**Exercise prompt**
Count every line that holds the string "ylabel", then give that number alone.

++++ Listing

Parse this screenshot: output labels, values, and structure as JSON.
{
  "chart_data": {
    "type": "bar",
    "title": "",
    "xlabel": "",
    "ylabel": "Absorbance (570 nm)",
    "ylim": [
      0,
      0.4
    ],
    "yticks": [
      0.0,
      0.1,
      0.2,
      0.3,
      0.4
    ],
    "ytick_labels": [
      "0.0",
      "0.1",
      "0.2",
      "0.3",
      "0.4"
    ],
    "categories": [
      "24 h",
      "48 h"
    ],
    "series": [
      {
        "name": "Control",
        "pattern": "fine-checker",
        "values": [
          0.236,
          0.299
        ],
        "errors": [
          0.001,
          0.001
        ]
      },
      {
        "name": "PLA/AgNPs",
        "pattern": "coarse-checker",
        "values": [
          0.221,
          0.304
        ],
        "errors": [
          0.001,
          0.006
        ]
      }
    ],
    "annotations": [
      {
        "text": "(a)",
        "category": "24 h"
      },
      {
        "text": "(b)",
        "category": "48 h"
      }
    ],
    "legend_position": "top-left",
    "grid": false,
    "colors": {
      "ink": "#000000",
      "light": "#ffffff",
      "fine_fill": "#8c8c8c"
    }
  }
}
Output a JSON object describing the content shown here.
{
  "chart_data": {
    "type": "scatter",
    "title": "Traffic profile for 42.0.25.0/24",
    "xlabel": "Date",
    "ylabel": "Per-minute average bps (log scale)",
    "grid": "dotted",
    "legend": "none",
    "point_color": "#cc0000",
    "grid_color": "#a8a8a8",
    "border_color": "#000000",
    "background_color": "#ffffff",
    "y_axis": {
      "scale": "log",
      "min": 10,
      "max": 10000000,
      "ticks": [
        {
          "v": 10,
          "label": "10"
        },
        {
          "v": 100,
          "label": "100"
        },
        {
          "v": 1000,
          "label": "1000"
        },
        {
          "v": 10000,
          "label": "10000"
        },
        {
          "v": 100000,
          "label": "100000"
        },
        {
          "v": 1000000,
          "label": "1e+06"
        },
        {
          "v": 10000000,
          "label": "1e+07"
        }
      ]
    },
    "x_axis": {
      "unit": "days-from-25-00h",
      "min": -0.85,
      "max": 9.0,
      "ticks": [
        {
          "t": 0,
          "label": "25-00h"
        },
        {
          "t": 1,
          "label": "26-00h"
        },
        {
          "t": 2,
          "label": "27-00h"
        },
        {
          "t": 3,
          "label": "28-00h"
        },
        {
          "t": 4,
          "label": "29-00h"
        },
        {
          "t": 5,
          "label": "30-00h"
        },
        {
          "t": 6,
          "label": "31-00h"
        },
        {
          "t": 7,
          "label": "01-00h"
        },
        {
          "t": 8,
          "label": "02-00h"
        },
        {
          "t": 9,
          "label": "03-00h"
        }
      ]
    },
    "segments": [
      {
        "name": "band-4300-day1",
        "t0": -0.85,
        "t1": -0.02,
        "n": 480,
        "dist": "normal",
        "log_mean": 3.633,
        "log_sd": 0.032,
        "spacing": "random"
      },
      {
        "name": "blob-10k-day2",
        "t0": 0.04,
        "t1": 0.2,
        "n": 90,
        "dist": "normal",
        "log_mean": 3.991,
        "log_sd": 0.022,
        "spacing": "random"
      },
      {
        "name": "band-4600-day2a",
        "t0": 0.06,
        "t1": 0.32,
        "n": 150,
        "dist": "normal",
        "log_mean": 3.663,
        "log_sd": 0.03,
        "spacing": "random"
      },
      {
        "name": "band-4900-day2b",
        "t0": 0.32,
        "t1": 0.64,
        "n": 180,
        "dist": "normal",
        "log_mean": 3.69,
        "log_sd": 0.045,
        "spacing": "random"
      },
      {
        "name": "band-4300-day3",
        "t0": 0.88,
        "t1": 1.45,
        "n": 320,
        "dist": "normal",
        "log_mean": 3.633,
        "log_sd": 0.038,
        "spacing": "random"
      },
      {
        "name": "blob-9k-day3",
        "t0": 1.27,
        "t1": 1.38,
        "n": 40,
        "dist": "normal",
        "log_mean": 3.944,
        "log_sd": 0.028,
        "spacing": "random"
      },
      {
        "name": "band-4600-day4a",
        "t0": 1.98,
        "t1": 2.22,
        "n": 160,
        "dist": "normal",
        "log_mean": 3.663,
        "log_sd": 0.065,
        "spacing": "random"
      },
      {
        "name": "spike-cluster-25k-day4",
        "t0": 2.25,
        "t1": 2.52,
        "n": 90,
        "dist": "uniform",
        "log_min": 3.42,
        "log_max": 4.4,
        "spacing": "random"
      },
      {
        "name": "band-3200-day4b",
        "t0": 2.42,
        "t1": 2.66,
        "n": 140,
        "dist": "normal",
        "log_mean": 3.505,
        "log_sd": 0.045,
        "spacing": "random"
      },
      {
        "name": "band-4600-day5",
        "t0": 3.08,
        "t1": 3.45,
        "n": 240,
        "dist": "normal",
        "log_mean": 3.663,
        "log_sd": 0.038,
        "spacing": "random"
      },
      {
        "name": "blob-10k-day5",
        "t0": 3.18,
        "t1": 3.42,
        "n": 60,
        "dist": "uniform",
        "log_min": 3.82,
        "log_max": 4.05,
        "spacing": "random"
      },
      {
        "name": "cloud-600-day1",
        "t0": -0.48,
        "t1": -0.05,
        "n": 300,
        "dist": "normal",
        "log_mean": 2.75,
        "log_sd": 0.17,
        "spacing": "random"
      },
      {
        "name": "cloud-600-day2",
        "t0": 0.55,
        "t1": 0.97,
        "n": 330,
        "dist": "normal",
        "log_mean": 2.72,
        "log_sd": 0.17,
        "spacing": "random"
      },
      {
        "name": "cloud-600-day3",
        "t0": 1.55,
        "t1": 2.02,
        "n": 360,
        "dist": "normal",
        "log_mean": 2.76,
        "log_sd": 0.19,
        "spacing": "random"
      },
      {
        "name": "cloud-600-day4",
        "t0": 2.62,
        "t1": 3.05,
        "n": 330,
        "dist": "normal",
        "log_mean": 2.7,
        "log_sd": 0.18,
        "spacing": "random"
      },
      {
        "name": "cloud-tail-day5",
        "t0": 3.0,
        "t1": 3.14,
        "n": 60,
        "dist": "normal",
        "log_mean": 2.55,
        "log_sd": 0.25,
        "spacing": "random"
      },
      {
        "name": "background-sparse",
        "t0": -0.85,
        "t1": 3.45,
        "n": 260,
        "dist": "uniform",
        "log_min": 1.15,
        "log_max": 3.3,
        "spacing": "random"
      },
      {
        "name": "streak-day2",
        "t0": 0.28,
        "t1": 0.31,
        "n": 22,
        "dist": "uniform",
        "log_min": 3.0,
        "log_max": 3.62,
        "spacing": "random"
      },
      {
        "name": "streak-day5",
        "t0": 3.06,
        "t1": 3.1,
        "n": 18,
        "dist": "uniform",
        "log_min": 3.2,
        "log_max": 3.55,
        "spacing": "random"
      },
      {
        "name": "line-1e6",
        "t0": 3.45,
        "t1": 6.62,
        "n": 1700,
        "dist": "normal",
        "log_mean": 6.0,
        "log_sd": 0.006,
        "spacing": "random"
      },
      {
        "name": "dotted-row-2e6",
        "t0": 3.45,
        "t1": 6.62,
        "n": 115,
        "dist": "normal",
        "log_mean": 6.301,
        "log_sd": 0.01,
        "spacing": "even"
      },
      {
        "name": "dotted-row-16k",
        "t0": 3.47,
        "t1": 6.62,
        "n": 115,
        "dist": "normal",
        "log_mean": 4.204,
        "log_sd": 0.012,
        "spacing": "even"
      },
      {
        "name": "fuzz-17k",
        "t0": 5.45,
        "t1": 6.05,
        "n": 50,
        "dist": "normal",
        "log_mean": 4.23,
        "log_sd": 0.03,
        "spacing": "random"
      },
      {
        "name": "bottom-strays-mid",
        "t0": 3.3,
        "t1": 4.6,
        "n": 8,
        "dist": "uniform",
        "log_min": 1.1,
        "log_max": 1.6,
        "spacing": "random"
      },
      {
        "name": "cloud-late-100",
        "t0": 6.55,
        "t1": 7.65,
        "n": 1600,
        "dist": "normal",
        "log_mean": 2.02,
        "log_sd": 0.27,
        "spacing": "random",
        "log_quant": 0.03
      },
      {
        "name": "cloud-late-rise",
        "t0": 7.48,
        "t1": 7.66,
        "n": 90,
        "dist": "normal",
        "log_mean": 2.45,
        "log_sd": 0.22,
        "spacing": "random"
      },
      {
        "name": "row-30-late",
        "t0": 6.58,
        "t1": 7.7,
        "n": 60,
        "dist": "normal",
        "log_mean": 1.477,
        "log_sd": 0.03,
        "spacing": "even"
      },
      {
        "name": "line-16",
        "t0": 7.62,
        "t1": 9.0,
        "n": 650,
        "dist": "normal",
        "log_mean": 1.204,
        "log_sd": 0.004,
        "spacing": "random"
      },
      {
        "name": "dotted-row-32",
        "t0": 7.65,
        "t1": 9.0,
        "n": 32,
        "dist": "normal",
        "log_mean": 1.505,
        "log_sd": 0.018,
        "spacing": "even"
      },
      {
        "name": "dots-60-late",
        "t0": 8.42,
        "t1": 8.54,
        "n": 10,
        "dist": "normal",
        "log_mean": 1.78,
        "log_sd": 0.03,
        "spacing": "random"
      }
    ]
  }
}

++++++++

**The response**
2